Available records:
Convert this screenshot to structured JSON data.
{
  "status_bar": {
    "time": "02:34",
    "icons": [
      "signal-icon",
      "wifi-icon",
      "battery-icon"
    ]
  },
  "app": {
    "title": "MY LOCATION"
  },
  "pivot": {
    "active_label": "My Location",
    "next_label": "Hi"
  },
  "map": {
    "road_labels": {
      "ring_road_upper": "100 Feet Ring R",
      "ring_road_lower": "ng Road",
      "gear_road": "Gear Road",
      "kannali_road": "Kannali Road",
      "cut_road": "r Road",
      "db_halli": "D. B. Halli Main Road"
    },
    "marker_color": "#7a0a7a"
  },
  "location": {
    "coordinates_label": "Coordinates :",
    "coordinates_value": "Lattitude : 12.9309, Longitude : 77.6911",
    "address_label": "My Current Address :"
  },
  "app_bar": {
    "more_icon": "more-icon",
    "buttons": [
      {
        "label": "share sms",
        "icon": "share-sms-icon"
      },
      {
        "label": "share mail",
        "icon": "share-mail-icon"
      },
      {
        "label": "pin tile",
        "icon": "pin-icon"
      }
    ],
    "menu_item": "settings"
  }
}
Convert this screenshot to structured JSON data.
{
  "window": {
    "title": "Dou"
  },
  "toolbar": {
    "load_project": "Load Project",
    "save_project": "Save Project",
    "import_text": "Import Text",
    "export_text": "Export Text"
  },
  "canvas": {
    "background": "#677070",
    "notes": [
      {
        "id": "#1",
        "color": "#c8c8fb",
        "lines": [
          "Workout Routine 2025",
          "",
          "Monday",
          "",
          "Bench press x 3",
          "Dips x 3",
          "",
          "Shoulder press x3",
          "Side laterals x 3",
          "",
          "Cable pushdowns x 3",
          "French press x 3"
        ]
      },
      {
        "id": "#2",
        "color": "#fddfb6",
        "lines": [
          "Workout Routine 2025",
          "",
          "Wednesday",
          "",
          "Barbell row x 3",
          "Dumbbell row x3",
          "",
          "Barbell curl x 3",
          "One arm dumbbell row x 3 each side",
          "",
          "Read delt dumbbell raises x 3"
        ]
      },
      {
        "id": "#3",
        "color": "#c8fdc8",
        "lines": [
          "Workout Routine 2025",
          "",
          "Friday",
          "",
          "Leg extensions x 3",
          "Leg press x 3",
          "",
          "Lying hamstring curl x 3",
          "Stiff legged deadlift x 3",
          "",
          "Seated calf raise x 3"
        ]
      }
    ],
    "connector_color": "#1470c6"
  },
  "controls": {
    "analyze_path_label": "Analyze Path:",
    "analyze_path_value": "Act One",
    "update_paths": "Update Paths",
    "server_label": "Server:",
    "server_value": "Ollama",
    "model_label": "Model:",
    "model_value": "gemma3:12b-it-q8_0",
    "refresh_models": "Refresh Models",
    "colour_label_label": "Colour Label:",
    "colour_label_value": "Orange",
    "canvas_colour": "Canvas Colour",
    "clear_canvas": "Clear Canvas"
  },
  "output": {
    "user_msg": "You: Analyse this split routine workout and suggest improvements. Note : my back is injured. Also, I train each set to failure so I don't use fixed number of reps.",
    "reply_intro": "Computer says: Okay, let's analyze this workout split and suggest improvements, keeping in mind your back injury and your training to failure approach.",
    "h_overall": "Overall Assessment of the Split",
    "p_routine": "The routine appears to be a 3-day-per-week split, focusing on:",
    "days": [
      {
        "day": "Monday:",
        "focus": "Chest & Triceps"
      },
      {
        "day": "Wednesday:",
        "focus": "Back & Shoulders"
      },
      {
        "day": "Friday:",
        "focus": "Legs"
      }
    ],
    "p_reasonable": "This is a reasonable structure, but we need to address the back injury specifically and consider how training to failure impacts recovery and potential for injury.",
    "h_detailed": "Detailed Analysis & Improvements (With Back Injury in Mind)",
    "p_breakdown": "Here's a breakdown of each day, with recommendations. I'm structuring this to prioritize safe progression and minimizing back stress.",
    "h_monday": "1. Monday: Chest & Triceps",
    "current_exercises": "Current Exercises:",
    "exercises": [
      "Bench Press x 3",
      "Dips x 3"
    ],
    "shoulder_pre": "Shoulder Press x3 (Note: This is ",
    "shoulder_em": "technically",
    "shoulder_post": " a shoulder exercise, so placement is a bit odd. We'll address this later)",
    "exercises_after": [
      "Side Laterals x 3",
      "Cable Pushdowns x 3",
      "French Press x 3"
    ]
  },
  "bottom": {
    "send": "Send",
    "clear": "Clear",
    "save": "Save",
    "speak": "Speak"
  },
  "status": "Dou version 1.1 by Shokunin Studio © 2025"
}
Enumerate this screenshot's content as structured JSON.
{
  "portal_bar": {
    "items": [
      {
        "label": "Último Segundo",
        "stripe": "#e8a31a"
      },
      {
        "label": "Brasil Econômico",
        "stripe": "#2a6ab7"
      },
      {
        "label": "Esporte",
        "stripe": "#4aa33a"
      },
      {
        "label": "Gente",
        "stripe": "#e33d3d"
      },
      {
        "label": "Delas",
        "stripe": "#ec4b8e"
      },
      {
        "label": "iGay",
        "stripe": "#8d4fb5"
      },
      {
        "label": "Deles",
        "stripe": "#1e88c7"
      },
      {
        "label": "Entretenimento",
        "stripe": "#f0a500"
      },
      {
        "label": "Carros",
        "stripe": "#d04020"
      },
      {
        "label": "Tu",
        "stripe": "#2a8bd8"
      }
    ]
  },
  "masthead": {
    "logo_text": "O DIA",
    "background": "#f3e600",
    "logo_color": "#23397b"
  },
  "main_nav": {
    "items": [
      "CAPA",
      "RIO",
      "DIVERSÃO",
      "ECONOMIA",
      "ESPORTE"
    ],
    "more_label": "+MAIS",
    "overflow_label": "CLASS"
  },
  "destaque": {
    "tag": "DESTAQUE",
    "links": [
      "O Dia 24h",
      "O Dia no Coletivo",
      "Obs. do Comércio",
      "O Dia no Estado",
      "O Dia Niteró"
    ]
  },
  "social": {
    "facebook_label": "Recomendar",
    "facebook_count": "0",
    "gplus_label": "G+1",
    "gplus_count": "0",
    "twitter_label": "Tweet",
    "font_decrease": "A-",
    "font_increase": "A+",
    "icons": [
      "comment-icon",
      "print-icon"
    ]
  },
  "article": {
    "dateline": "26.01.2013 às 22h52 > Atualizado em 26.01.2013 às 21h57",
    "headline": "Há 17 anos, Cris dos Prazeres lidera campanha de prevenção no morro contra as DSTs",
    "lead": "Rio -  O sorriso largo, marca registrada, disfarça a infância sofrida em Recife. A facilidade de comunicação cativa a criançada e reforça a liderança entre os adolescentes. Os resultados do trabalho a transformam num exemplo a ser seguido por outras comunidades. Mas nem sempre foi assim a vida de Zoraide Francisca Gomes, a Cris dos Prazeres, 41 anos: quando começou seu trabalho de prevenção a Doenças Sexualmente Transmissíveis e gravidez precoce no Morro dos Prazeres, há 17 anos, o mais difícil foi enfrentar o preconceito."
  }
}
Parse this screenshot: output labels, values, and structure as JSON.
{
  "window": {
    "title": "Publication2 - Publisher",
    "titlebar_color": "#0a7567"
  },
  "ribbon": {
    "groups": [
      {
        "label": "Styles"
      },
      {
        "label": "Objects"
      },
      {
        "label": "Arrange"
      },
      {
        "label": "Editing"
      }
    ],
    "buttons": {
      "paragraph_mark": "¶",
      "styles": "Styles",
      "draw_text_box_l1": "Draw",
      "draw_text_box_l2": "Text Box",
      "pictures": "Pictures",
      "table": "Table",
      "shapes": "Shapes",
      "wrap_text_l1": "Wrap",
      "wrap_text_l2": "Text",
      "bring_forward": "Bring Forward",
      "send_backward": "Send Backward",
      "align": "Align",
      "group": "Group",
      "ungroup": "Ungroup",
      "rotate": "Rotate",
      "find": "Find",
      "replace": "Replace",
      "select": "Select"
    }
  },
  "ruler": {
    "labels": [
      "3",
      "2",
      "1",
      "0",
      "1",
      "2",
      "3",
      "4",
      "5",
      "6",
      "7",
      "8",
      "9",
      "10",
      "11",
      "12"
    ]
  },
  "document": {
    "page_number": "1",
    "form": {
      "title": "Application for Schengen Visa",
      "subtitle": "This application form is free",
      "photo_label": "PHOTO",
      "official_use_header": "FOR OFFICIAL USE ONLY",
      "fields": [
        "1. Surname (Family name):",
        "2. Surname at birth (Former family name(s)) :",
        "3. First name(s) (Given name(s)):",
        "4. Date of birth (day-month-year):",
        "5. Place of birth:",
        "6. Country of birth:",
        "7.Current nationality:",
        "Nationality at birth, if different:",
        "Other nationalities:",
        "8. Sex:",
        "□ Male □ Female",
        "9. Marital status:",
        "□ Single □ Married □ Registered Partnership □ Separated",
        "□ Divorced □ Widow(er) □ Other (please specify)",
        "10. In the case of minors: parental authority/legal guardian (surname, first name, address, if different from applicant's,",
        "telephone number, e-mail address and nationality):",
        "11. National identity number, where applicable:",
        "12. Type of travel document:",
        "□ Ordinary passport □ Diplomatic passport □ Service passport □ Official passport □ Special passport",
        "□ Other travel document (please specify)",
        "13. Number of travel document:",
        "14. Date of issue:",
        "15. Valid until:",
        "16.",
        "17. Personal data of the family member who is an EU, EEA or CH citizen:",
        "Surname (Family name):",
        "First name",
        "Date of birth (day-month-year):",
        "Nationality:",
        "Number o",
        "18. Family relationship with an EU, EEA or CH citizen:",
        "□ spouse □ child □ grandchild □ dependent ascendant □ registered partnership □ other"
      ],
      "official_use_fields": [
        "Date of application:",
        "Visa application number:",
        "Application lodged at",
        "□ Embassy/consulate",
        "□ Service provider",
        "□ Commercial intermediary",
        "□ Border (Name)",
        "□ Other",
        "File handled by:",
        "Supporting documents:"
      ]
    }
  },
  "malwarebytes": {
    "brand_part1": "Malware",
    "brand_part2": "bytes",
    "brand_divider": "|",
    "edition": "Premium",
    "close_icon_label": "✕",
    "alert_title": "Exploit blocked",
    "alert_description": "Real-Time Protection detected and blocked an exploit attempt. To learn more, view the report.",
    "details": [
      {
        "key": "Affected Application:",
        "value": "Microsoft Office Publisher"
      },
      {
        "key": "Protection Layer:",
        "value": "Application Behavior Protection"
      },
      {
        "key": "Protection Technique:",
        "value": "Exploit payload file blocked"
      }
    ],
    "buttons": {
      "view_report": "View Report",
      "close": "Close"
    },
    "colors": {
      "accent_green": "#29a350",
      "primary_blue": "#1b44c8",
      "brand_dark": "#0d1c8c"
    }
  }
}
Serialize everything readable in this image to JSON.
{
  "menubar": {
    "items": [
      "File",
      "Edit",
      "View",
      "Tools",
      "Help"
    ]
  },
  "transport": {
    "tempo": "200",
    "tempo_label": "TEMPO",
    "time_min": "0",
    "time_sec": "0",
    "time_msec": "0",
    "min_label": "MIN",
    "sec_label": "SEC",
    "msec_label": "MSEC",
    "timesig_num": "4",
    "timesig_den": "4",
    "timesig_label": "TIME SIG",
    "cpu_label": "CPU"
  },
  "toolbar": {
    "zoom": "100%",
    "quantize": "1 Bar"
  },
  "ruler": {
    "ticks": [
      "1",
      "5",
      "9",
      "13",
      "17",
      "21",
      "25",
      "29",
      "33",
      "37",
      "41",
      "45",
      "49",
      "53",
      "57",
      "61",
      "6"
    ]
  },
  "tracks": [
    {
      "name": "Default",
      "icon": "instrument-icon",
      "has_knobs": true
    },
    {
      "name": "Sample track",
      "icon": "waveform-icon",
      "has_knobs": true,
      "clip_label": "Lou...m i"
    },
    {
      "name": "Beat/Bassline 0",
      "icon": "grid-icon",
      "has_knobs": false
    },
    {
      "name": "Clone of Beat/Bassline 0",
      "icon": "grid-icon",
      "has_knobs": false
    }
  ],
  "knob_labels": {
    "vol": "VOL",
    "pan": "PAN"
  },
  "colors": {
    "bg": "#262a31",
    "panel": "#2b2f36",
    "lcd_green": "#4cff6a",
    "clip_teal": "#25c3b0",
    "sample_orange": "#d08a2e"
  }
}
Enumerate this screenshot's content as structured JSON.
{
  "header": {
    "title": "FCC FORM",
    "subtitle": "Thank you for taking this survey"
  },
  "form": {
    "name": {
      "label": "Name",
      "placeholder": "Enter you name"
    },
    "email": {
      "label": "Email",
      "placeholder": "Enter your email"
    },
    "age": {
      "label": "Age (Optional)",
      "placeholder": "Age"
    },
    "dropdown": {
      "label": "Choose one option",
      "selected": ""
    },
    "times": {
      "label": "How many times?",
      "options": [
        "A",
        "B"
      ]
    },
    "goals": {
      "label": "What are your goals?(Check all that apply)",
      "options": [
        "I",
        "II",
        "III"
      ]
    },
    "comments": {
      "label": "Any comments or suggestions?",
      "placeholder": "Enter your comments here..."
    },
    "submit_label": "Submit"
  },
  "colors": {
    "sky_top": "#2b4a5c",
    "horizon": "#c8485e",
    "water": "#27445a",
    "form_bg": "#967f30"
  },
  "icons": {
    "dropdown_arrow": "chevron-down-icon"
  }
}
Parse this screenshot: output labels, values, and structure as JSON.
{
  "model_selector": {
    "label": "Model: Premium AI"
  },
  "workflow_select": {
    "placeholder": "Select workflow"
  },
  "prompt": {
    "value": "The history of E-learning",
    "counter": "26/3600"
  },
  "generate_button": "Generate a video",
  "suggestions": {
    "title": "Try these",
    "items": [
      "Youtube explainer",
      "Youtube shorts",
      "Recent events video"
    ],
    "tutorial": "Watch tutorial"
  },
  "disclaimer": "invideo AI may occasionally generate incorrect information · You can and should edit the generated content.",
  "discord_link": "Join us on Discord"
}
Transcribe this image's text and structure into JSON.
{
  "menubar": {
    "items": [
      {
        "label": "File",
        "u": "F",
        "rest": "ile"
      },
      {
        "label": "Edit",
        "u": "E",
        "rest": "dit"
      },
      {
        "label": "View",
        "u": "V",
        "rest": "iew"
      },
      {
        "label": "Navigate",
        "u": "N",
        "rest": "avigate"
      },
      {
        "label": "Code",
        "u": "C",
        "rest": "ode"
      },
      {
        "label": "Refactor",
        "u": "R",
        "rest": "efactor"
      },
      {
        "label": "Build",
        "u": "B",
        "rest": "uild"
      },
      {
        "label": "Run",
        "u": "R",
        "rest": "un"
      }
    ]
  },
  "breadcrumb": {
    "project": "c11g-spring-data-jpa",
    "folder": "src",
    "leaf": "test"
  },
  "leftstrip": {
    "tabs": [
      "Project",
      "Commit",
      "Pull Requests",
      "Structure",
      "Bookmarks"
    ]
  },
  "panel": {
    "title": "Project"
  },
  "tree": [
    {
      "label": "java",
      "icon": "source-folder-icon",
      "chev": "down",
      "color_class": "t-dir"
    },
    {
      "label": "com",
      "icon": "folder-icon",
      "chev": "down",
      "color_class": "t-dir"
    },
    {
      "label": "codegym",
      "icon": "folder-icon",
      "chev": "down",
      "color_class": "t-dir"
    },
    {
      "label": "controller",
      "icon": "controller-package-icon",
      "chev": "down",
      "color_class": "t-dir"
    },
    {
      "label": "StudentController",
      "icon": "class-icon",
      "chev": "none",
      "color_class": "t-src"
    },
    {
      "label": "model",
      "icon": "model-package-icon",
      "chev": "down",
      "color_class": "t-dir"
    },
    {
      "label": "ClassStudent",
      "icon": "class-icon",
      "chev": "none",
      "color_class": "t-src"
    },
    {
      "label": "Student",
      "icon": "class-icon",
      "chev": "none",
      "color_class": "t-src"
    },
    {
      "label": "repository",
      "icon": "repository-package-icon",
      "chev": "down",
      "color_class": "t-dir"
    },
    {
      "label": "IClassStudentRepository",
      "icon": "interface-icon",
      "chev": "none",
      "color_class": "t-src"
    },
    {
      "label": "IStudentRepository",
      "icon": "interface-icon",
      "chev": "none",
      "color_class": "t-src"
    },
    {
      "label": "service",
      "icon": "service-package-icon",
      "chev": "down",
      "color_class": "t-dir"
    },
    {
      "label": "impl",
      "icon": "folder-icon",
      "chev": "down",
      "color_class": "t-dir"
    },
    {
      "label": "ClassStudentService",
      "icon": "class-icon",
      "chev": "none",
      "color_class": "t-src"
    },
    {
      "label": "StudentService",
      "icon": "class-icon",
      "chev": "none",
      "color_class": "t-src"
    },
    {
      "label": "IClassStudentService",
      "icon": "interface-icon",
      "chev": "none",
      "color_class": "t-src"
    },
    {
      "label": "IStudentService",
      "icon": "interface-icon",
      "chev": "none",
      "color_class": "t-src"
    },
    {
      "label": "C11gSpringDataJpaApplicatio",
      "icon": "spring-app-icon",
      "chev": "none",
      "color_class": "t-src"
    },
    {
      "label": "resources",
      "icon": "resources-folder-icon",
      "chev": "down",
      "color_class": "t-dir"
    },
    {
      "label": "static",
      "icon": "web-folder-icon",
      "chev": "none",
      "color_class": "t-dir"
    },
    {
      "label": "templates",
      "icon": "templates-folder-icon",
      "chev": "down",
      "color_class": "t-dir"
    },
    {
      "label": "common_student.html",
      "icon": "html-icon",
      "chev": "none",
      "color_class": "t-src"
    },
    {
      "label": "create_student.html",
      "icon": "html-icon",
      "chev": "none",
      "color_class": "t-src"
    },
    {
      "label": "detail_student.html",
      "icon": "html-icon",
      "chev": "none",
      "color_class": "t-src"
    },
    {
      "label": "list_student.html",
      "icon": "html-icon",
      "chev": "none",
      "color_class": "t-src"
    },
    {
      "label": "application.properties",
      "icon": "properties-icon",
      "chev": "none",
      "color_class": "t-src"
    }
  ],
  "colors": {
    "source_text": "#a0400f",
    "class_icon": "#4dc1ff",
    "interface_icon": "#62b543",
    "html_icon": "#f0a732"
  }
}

Exercise goal:
Looking at the entries above, state how many lines contain "background"; give the number alone.

Solution:
2